Work request: Repeat the listing below in full and exactly, but without its pictures.

Task inputs:
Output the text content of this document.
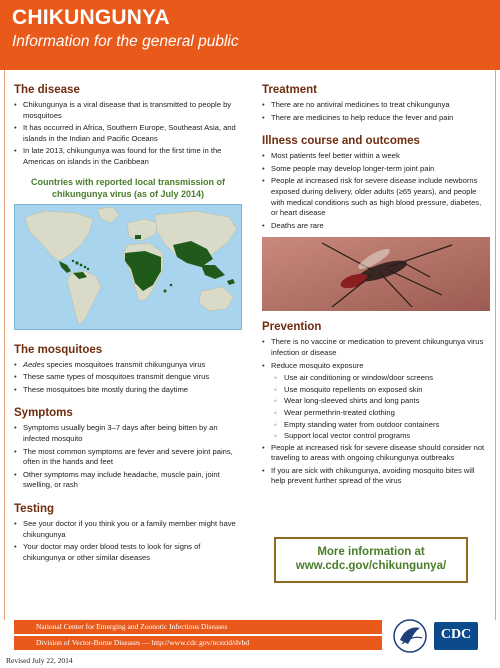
CHIKUNGUNYA
Information for the general public
The disease
• Chikungunya is a viral disease that is transmitted to people by mosquitoes
• It has occurred in Africa, Southern Europe, Southeast Asia, and islands in the Indian and Pacific Oceans
• In late 2013, chikungunya was found for the first time in the Americas on islands in the Caribbean
Countries with reported local transmission of chikungunya virus (as of July 2014)
The mosquitoes
• Aedes species mosquitoes transmit chikungunya virus
• These same types of mosquitoes transmit dengue virus
• These mosquitoes bite mostly during the daytime
Symptoms
• Symptoms usually begin 3–7 days after being bitten by an infected mosquito
• The most common symptoms are fever and severe joint pains, often in the hands and feet
• Other symptoms may include headache, muscle pain, joint swelling, or rash
Testing
• See your doctor if you think you or a family member might have chikungunya
• Your doctor may order blood tests to look for signs of chikungunya or other similar diseases
Treatment
• There are no antiviral medicines to treat chikungunya
• There are medicines to help reduce the fever and pain
Illness course and outcomes
• Most patients feel better within a week
• Some people may develop longer-term joint pain
• People at increased risk for severe disease include newborns exposed during delivery, older adults (≥65 years), and people with medical conditions such as high blood pressure, diabetes, or heart disease
• Deaths are rare
Prevention
• There is no vaccine or medication to prevent chikungunya virus infection or disease
• Reduce mosquito exposure
◦ Use air conditioning or window/door screens
◦ Use mosquito repellents on exposed skin
◦ Wear long-sleeved shirts and long pants
◦ Wear permethrin-treated clothing
◦ Empty standing water from outdoor containers
◦ Support local vector control programs
• People at increased risk for severe disease should consider not traveling to areas with ongoing chikungunya outbreaks
• If you are sick with chikungunya, avoiding mosquito bites will help prevent further spread of the virus
More information at
www.cdc.gov/chikungunya/
National Center for Emerging and Zoonotic Infectious Diseases
Division of Vector-Borne Diseases — http://www.cdc.gov/ncezid/dvbd
CDC
Revised July 22, 2014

Task output:
Output the text content of this document.
CHIKUNGUNYA
Information for the general public
The disease
• Chikungunya is a viral disease that is transmitted to people by mosquitoes
• It has occurred in Africa, Southern Europe, Southeast Asia, and islands in the Indian and Pacific Oceans
• In late 2013, chikungunya was found for the first time in the Americas on islands in the Caribbean
Countries with reported local transmission of chikungunya virus (as of July 2014)
The mosquitoes
• Aedes species mosquitoes transmit chikungunya virus
• These same types of mosquitoes transmit dengue virus
• These mosquitoes bite mostly during the daytime
Symptoms
• Symptoms usually begin 3–7 days after being bitten by an infected mosquito
• The most common symptoms are fever and severe joint pains, often in the hands and feet
• Other symptoms may include headache, muscle pain, joint swelling, or rash
Testing
• See your doctor if you think you or a family member might have chikungunya
• Your doctor may order blood tests to look for signs of chikungunya or other similar diseases
Treatment
• There are no antiviral medicines to treat chikungunya
• There are medicines to help reduce the fever and pain
Illness course and outcomes
• Most patients feel better within a week
• Some people may develop longer-term joint pain
• People at increased risk for severe disease include newborns exposed during delivery, older adults (≥65 years), and people with medical conditions such as high blood pressure, diabetes, or heart disease
• Deaths are rare
Prevention
• There is no vaccine or medication to prevent chikungunya virus infection or disease
• Reduce mosquito exposure
◦ Use air conditioning or window/door screens
◦ Use mosquito repellents on exposed skin
◦ Wear long-sleeved shirts and long pants
◦ Wear permethrin-treated clothing
◦ Empty standing water from outdoor containers
◦ Support local vector control programs
• People at increased risk for severe disease should consider not traveling to areas with ongoing chikungunya outbreaks
• If you are sick with chikungunya, avoiding mosquito bites will help prevent further spread of the virus
More information at
www.cdc.gov/chikungunya/
National Center for Emerging and Zoonotic Infectious Diseases
Division of Vector-Borne Diseases — http://www.cdc.gov/ncezid/dvbd
CDC
Revised July 22, 2014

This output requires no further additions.